* start SUPPLIED RECORDS *

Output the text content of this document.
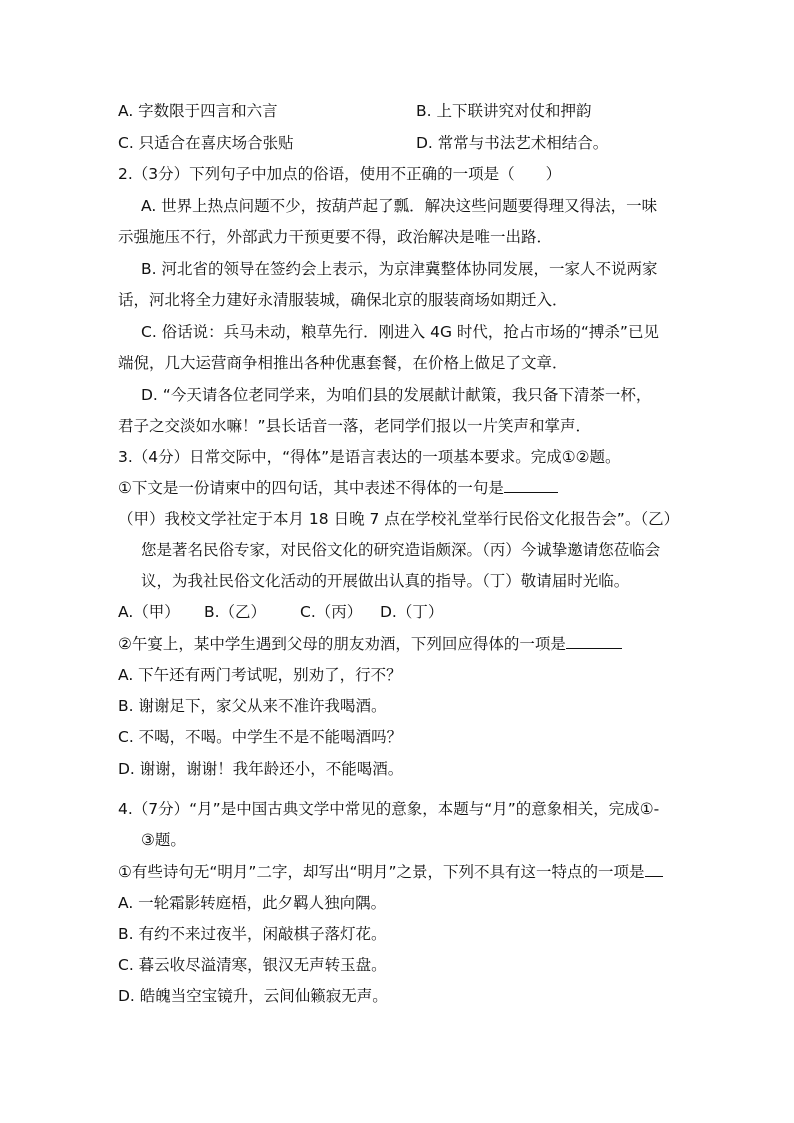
A. 字数限于四言和六言	B. 上下联讲究对仗和押韵
C. 只适合在喜庆场合张贴	D. 常常与书法艺术相结合。
2.（3分）下列句子中加点的俗语，使用不正确的一项是（　　）
A. 世界上热点问题不少，按葫芦起了瓢．解决这些问题要得理又得法，一味
示强施压不行，外部武力干预更要不得，政治解决是唯一出路．
B. 河北省的领导在签约会上表示，为京津冀整体协同发展，一家人不说两家
话，河北将全力建好永清服装城，确保北京的服装商场如期迁入．
C. 俗话说：兵马未动，粮草先行．刚进入 4G 时代，抢占市场的“搏杀”已见
端倪，几大运营商争相推出各种优惠套餐，在价格上做足了文章．
D. “今天请各位老同学来，为咱们县的发展献计献策，我只备下清茶一杯，
君子之交淡如水嘛！”县长话音一落，老同学们报以一片笑声和掌声．
3.（4分）日常交际中，“得体”是语言表达的一项基本要求。完成①②题。
①下文是一份请柬中的四句话，其中表述不得体的一句是
（甲）我校文学社定于本月 18 日晚 7 点在学校礼堂举行民俗文化报告会”。（乙）
您是著名民俗专家，对民俗文化的研究造诣颇深。（丙）今诚挚邀请您莅临会
议，为我社民俗文化活动的开展做出认真的指导。（丁）敬请届时光临。
A.（甲） B.（乙） C.（丙） D.（丁）
②午宴上，某中学生遇到父母的朋友劝酒，下列回应得体的一项是
A. 下午还有两门考试呢，别劝了，行不？
B. 谢谢足下，家父从来不准许我喝酒。
C. 不喝，不喝。中学生不是不能喝酒吗？
D. 谢谢，谢谢！我年龄还小，不能喝酒。
4.（7分）“月”是中国古典文学中常见的意象，本题与“月”的意象相关，完成①-
③题。
①有些诗句无“明月”二字，却写出“明月”之景，下列不具有这一特点的一项是
A. 一轮霜影转庭梧，此夕羁人独向隅。
B. 有约不来过夜半，闲敲棋子落灯花。
C. 暮云收尽溢清寒，银汉无声转玉盘。
D. 皓魄当空宝镜升，云间仙籁寂无声。
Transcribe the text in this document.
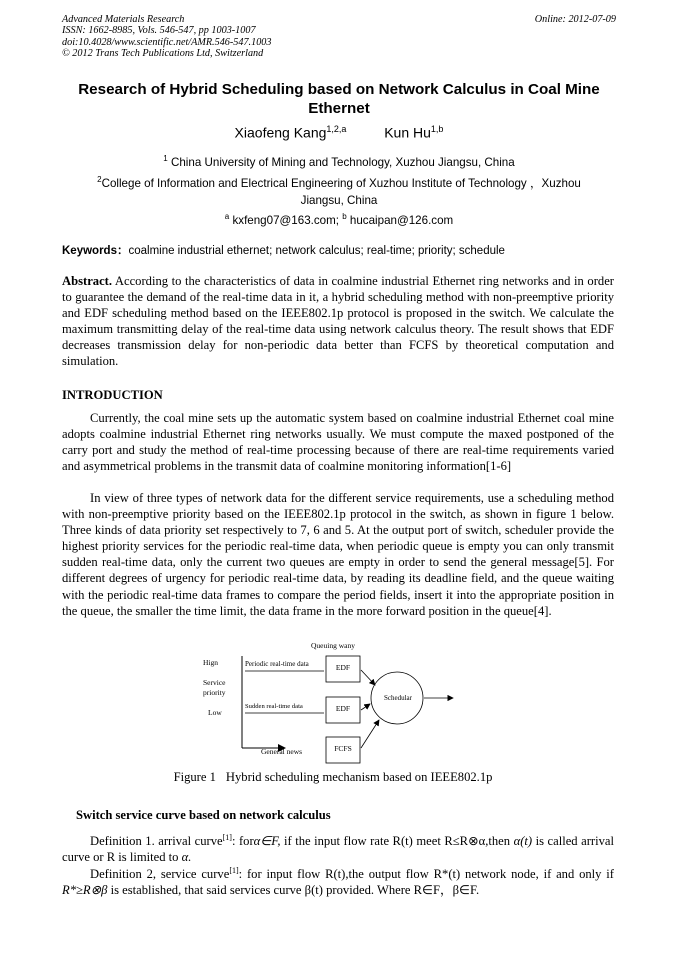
Advanced Materials Research
ISSN: 1662-8985, Vols. 546-547, pp 1003-1007
doi:10.4028/www.scientific.net/AMR.546-547.1003
© 2012 Trans Tech Publications Ltd, Switzerland
Online: 2012-07-09
Research of Hybrid Scheduling based on Network Calculus in Coal Mine Ethernet
Xiaofeng Kang$^{1,2,a}$	Kun Hu$^{1,b}$
$^1$ China University of Mining and Technology, Xuzhou Jiangsu, China
$^2$College of Information and Electrical Engineering of Xuzhou Institute of Technology ，Xuzhou Jiangsu, China
$^a$ kxfeng07@163.com; $^b$ hucaipan@126.com
Keywords：coalmine industrial ethernet; network calculus; real-time; priority; schedule
Abstract. According to the characteristics of data in coalmine industrial Ethernet ring networks and in order to guarantee the demand of the real-time data in it, a hybrid scheduling method with non-preemptive priority and EDF scheduling method based on the IEEE802.1p protocol is proposed in the switch. We calculate the maximum transmitting delay of the real-time data using network calculus theory. The result shows that EDF decreases transmission delay for non-periodic data better than FCFS by theoretical computation and simulation.
INTRODUCTION
Currently, the coal mine sets up the automatic system based on coalmine industrial Ethernet coal mine adopts coalmine industrial Ethernet ring networks usually. We must compute the maxed postponed of the carry port and study the method of real-time processing because of there are real-time requirements varied and asymmetrical problems in the transmit data of coalmine monitoring information[1-6]
In view of three types of network data for the different service requirements, use a scheduling method with non-preemptive priority based on the IEEE802.1p protocol in the switch, as shown in figure 1 below. Three kinds of data priority set respectively to 7, 6 and 5. At the output port of switch, scheduler provide the highest priority services for the periodic real-time data, when periodic queue is empty you can only transmit sudden real-time data, only the current two queues are empty in order to send the general message[5]. For different degrees of urgency for periodic real-time data, by reading its deadline field, and the queue waiting with the periodic real-time data frames to compare the period fields, insert it into the appropriate position in the queue, the smaller the time limit, the data frame in the more forward position in the queue[4].
Queuing wany
Hign
Service
priority
Low
Periodic real-time data	EDF
Sudden real-time data	EDF
General news	FCFS
Schedular
Figure 1 Hybrid scheduling mechanism based on IEEE802.1p
Switch service curve based on network calculus
Definition 1. arrival curve[1]: forα∈F, if the input flow rate R(t) meet R≤R⊗α,then α(t) is called arrival curve or R is limited to α.
Definition 2, service curve[1]: for input flow R(t),the output flow R*(t) network node, if and only if R*≥R⊗β is established, that said services curve β(t) provided. Where R∈F，β∈F.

* end SUPPLIED RECORDS *

Read the entries and show each line that mentions "text".

REPLY TO THE EXERCISE =>
Output the text content of this document.
Transcribe the text in this document.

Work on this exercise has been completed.